§ **Work required**
Return the data lines from the one containing "bar-value-label: 100 xyxy=(1710,633,1775,673)" through the one containing "bar-1-name5[interactable] xyxy=(1602,841,1675,1005)", both included, copied character for character.

*** Task inputs ***

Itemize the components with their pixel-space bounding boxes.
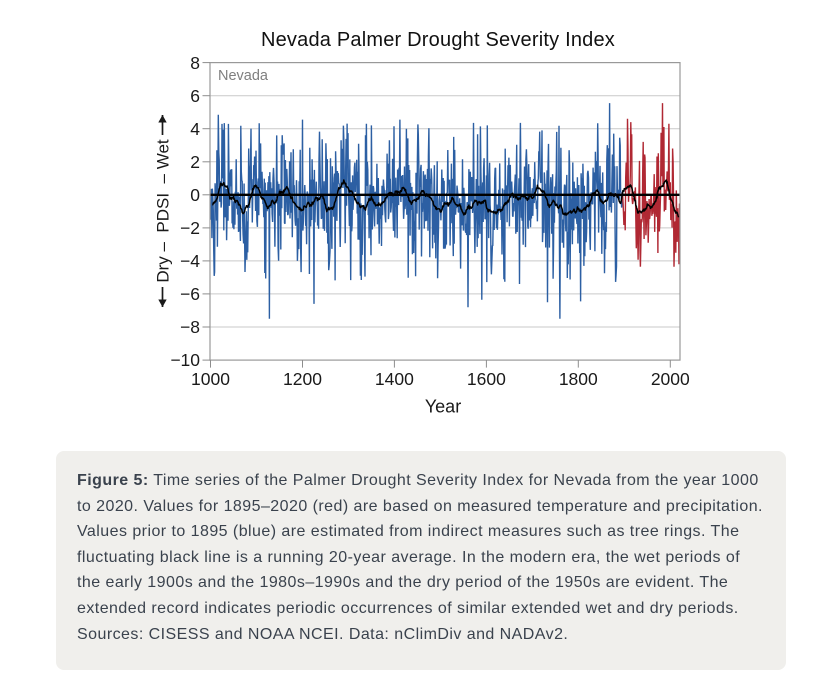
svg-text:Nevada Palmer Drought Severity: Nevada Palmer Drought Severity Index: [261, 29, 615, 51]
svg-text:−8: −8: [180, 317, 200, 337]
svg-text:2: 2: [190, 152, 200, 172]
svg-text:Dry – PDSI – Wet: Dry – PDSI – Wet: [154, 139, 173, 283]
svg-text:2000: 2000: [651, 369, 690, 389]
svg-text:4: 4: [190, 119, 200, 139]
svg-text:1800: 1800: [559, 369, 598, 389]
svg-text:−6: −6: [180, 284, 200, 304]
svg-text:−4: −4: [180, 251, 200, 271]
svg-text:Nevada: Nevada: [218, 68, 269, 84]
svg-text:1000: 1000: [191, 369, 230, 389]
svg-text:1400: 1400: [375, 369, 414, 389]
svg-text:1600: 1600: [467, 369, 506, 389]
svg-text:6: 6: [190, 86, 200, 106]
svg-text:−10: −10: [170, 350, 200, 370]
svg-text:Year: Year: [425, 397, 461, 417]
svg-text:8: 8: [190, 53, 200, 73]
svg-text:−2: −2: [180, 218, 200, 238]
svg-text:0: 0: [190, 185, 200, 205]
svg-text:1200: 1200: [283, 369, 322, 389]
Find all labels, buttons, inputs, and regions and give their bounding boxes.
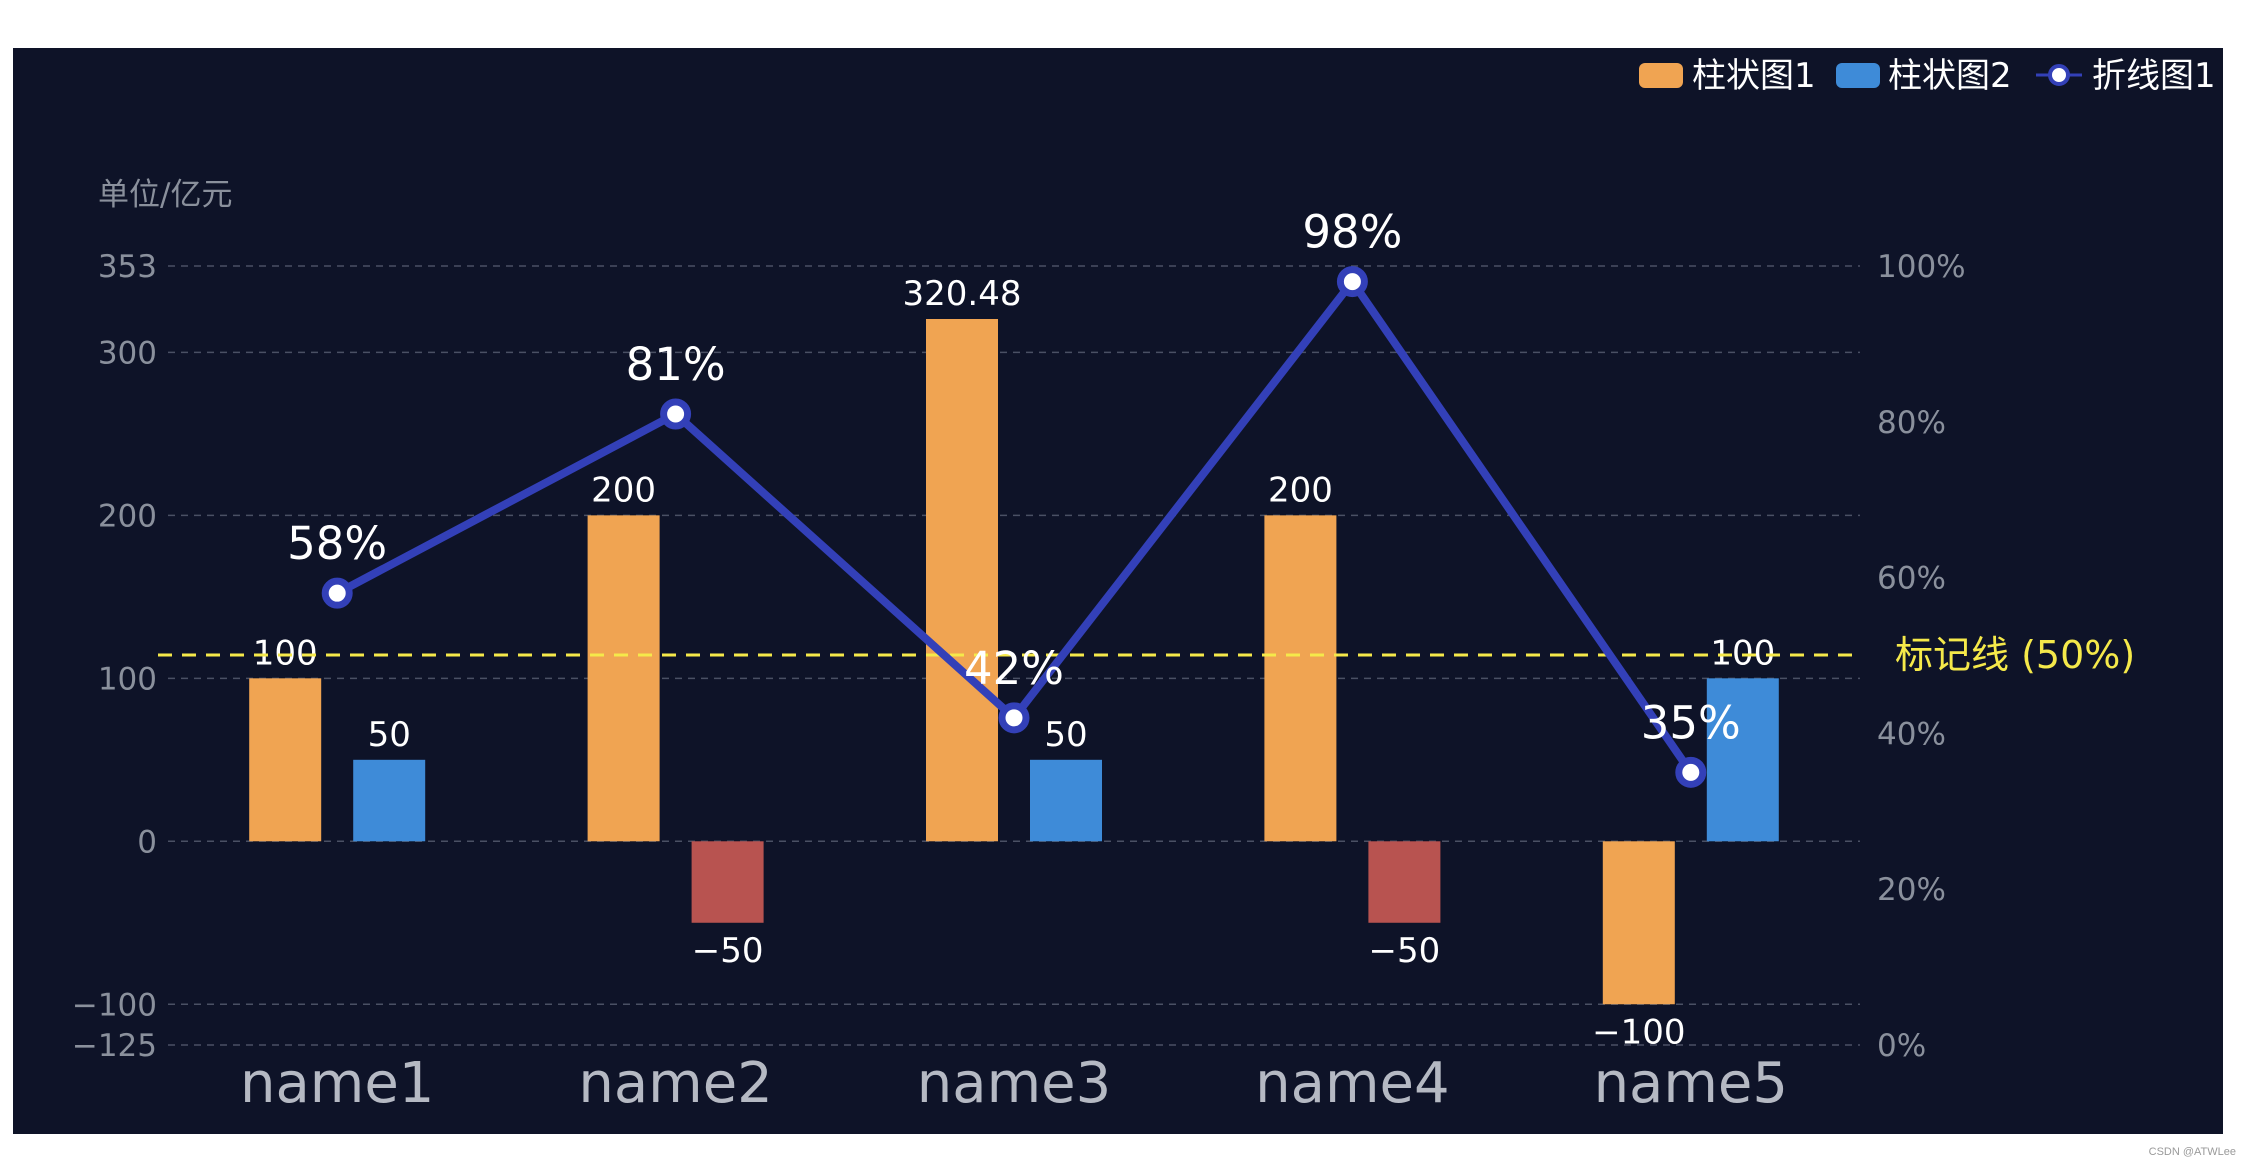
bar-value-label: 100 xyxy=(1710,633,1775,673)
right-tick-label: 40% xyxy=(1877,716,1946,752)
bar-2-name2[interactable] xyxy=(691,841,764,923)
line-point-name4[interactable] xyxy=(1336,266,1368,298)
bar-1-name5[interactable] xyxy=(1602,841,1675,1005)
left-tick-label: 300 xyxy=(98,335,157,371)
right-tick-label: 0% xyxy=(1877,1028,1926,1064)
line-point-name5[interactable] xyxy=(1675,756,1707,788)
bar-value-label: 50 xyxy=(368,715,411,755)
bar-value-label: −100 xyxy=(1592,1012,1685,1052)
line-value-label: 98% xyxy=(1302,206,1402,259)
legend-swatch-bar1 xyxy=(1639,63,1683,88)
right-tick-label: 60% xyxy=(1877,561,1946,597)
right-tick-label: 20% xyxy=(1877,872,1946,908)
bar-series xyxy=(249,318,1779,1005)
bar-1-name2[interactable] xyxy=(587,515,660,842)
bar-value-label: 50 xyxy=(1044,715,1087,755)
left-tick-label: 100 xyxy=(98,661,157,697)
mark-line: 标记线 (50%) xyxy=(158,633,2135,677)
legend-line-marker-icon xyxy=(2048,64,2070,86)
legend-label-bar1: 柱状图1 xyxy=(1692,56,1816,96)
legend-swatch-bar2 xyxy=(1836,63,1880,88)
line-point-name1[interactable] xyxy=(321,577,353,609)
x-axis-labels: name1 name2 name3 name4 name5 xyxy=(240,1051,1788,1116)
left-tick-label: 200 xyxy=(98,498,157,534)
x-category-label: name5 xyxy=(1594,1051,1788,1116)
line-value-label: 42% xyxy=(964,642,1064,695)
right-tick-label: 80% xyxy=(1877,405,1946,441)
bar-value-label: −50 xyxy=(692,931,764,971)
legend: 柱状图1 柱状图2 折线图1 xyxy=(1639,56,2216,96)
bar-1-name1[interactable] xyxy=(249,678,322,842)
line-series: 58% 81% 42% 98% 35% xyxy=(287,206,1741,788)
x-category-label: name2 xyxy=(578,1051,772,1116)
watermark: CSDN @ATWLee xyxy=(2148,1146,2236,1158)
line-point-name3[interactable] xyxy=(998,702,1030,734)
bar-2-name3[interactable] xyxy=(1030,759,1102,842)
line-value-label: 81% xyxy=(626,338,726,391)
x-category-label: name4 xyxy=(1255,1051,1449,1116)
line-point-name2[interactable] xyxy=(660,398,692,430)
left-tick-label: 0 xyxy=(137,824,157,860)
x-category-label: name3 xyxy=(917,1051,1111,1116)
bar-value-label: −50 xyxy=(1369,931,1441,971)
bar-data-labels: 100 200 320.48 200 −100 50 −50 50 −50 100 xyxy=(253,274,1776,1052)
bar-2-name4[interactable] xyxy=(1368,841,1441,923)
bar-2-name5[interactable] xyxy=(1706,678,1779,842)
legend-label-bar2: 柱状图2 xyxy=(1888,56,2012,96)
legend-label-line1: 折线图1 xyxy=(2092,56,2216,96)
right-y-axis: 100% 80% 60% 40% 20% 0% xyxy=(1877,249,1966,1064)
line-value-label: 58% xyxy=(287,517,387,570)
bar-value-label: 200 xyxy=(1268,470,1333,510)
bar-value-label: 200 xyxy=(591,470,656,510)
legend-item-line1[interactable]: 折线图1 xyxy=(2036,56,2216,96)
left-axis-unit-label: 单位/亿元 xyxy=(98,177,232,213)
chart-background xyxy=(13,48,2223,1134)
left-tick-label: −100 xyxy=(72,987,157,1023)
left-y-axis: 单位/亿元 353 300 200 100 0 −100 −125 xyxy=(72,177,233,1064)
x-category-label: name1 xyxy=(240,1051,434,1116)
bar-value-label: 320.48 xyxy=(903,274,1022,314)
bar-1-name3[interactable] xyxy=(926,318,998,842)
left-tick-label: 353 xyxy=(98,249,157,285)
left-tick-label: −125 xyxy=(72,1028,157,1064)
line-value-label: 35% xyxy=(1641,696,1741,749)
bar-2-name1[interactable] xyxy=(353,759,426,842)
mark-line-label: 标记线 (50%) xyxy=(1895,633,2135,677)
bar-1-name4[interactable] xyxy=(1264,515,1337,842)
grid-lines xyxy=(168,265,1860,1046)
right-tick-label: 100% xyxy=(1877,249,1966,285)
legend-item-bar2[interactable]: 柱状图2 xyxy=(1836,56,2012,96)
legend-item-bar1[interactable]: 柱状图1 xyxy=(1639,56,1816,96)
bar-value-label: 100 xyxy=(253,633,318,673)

***

§ **Written response**
bar-value-label: 100 xyxy=(1710,633,1775,673)
right-tick-label: 40% xyxy=(1877,716,1946,752)
bar-2-name2[interactable] xyxy=(691,841,764,923)
line-point-name4[interactable] xyxy=(1336,266,1368,298)
bar-1-name5[interactable] xyxy=(1602,841,1675,1005)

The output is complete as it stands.